[OBJECTIVE]: List each line of the data that holds the string "为风力势能参考平面".

[RAW RECORDS]:
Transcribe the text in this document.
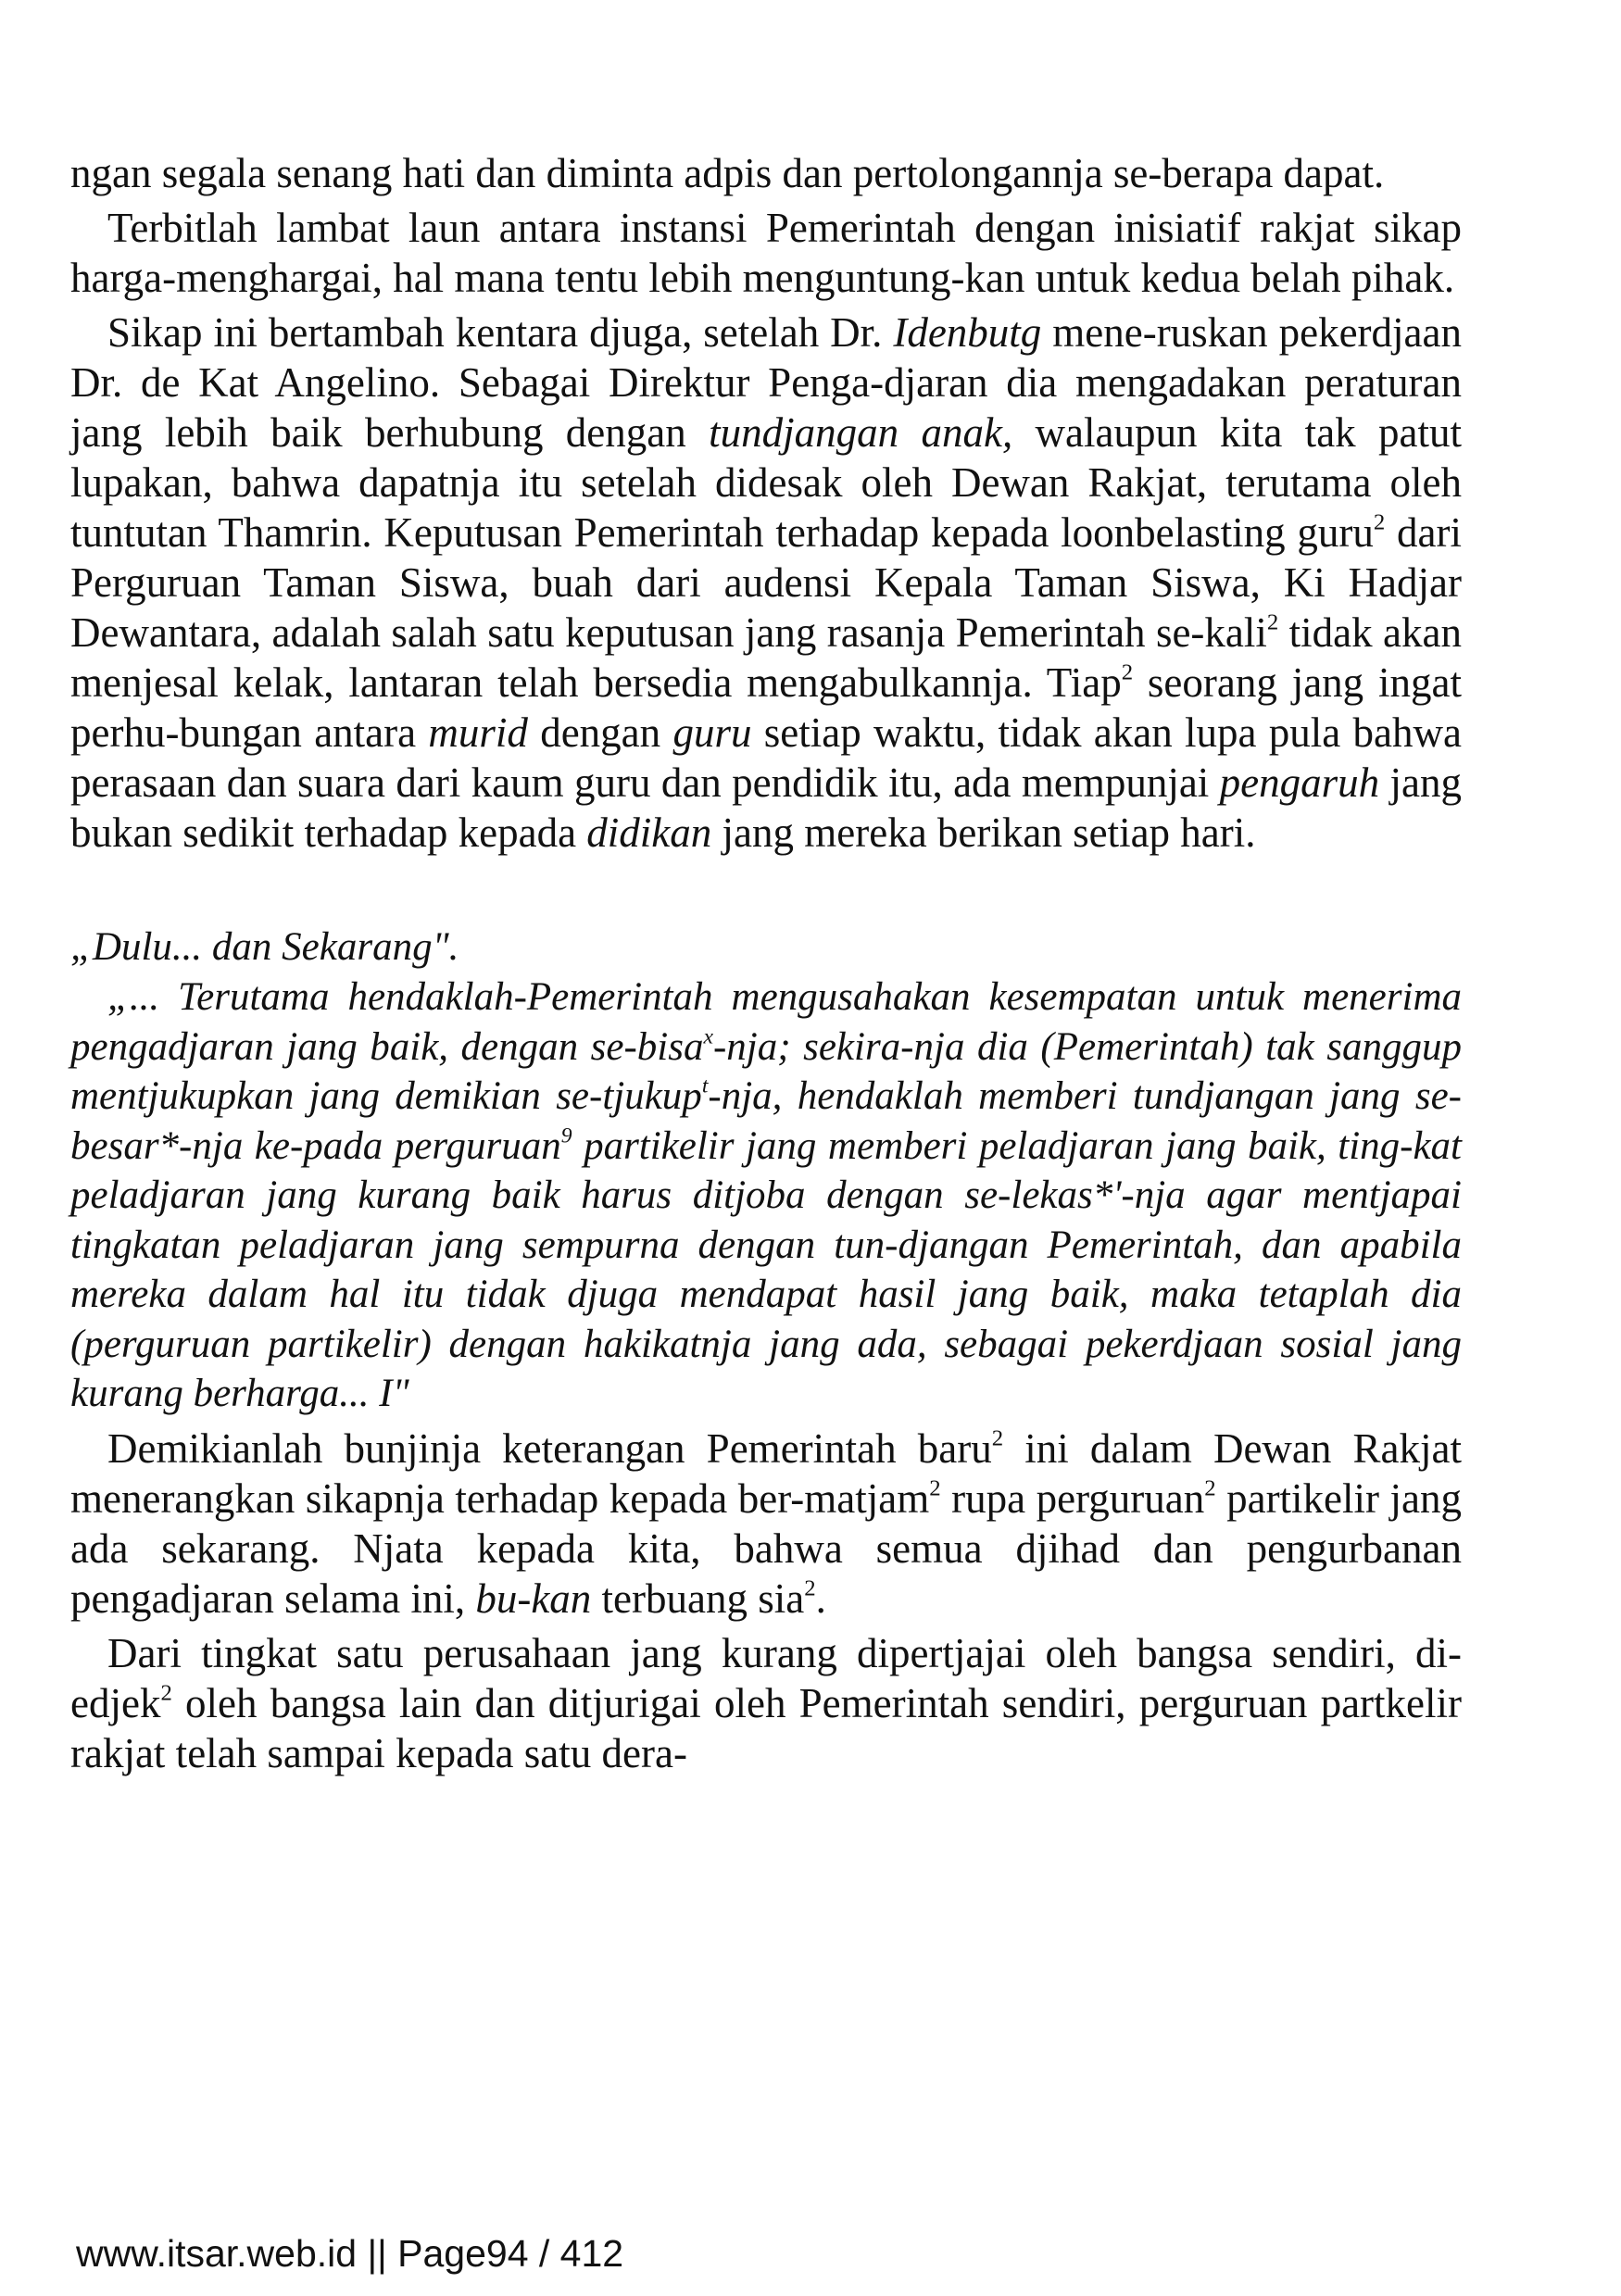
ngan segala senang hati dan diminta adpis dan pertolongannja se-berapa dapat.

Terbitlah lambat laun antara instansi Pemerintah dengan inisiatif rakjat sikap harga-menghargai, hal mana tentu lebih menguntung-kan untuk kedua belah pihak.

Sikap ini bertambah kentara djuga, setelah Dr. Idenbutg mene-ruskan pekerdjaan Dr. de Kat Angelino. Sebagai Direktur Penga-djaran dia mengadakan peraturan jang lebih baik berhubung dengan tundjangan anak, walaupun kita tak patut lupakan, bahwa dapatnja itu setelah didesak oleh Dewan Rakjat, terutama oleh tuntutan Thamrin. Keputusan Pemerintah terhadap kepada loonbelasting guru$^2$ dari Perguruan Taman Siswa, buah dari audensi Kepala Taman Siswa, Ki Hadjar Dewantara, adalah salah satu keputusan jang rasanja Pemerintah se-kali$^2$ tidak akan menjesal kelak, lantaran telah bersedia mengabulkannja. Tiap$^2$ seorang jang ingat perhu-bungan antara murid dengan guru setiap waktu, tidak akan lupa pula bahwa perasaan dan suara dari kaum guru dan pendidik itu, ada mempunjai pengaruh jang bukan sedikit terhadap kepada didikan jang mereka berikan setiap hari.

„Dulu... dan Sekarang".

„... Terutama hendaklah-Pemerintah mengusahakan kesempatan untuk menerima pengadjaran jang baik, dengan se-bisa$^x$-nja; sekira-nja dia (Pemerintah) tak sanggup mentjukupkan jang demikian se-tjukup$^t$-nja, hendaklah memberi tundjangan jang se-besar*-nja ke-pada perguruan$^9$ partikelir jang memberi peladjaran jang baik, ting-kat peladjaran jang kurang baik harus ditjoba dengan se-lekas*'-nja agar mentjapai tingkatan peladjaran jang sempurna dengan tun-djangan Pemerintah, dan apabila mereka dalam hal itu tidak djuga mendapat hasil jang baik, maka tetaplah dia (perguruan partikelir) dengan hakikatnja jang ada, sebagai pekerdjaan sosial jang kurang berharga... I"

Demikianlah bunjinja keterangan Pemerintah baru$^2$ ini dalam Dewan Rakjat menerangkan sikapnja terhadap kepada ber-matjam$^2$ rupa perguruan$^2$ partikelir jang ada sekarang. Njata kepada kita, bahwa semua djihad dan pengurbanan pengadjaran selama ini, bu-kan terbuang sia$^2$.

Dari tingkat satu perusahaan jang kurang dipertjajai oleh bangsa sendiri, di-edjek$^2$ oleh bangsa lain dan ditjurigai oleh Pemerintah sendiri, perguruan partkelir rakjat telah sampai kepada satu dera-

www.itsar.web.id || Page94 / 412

--

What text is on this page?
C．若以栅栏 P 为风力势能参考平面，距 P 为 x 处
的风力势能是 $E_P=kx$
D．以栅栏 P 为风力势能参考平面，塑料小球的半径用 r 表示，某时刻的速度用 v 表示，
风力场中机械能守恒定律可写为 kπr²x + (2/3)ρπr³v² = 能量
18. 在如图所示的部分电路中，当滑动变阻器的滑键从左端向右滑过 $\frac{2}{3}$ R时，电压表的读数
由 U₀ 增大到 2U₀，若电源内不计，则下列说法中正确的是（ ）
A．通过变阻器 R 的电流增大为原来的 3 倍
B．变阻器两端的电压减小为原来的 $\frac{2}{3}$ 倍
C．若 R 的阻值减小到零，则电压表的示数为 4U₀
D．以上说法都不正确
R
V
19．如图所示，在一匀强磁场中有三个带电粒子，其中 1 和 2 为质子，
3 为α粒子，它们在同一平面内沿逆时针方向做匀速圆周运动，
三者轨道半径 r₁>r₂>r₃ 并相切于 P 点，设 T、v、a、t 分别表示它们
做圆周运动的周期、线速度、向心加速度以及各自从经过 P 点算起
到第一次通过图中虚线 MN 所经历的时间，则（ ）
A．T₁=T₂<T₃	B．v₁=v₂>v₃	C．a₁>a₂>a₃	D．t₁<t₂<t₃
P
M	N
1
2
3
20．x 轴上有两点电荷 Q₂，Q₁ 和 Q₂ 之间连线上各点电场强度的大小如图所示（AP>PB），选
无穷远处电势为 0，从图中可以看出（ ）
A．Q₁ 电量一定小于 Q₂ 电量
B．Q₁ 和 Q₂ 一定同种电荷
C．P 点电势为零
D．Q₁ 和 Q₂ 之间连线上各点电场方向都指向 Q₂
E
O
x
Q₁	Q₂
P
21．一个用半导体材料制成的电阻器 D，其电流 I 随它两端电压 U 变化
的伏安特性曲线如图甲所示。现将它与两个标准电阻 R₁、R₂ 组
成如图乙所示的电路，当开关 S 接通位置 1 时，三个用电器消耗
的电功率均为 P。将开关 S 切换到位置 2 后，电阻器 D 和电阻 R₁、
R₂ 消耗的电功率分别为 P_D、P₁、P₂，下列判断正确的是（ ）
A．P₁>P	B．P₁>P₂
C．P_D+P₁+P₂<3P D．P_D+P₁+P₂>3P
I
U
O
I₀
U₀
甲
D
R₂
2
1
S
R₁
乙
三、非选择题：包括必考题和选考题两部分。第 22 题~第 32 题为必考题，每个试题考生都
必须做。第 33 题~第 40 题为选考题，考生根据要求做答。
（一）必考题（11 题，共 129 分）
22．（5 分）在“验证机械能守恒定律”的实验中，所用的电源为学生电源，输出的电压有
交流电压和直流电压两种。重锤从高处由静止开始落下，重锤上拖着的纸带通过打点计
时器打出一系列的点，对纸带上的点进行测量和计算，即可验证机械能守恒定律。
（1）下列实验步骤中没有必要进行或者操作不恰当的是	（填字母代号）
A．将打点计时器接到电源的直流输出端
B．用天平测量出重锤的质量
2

...

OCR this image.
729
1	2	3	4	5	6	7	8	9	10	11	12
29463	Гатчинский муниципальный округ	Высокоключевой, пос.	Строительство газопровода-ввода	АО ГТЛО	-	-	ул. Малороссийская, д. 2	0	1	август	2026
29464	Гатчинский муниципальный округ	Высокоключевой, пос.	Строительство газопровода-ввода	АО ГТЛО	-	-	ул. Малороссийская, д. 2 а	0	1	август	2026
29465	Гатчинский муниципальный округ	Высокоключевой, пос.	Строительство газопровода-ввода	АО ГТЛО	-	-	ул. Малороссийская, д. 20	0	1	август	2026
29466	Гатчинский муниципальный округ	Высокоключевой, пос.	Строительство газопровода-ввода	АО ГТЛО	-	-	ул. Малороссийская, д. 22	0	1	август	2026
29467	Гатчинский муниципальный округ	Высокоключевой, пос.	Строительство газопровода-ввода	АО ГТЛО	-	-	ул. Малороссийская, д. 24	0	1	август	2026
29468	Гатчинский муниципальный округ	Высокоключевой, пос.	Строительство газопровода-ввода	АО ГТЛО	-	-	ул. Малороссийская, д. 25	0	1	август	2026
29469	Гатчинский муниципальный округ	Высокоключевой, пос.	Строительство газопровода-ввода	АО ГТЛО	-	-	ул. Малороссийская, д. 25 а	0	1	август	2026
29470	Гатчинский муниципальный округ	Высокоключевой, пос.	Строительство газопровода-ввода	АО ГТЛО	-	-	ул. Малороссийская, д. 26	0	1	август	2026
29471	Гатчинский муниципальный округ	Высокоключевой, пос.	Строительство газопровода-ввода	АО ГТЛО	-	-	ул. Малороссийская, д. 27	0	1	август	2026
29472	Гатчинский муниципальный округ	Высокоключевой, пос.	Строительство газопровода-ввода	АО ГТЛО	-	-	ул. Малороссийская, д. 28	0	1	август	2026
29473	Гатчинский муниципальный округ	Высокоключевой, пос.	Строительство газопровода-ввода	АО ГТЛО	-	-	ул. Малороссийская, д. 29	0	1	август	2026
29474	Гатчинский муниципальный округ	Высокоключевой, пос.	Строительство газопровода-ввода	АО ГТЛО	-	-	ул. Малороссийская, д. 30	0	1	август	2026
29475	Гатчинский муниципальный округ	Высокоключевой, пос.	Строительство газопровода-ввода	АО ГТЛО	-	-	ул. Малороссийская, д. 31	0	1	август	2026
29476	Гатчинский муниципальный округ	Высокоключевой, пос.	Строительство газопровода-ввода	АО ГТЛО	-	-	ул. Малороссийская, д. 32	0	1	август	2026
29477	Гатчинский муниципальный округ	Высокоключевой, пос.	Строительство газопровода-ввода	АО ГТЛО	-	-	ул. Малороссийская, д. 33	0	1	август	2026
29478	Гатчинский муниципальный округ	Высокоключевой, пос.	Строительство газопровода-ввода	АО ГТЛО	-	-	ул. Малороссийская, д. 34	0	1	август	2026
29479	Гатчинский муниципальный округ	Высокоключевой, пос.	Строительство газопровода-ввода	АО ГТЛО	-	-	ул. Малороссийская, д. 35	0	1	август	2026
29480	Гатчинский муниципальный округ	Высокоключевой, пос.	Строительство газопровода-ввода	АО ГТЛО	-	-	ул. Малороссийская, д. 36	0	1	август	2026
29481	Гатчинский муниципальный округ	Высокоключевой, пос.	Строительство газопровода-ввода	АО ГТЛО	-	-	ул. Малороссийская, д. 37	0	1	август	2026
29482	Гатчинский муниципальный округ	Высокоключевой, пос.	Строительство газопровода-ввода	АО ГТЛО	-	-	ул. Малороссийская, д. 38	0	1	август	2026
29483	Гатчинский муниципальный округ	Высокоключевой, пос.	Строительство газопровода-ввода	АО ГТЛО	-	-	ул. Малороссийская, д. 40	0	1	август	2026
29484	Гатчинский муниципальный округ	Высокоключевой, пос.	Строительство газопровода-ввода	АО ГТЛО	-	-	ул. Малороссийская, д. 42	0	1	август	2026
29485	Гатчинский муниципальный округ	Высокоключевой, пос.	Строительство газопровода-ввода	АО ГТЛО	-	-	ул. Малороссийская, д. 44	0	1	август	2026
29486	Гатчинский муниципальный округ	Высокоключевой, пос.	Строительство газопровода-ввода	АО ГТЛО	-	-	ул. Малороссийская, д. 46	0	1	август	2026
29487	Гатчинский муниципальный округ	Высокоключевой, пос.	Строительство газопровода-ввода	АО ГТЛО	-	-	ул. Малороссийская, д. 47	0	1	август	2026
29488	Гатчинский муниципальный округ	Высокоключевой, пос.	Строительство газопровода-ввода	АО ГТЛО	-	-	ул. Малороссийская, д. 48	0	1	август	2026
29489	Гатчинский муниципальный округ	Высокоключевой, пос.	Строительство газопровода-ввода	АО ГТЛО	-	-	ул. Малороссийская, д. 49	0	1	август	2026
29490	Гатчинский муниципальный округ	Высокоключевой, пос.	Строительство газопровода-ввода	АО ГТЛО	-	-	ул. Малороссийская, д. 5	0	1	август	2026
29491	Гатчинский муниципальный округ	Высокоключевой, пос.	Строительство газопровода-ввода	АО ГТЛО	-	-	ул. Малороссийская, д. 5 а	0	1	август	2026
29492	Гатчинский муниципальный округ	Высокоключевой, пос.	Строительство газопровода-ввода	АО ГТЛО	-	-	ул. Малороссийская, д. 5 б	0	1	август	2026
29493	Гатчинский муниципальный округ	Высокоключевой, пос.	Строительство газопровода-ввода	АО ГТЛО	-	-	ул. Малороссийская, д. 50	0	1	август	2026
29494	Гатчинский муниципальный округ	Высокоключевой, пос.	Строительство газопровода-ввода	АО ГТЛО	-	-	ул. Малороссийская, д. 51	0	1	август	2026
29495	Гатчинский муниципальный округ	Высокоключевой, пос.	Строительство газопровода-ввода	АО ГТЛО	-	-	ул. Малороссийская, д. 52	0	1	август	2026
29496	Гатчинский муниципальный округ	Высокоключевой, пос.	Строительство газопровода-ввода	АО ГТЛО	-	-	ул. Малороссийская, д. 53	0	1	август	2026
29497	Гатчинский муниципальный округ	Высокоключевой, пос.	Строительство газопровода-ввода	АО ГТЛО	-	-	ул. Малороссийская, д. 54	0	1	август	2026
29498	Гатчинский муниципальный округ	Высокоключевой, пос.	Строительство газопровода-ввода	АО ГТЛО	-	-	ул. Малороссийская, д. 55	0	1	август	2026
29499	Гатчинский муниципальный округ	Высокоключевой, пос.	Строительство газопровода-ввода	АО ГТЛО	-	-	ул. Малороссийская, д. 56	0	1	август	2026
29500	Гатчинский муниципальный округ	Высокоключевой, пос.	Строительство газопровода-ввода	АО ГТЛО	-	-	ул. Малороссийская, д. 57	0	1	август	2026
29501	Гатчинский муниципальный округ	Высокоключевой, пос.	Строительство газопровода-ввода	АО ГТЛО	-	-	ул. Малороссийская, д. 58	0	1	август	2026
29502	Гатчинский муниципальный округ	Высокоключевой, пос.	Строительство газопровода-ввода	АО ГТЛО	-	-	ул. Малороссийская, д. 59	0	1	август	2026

[PROBLEM SOLUTION]:
C．若以栅栏 P 为风力势能参考平面，距 P 为 x 处
D．以栅栏 P 为风力势能参考平面，塑料小球的半径用 r 表示，某时刻的速度用 v 表示，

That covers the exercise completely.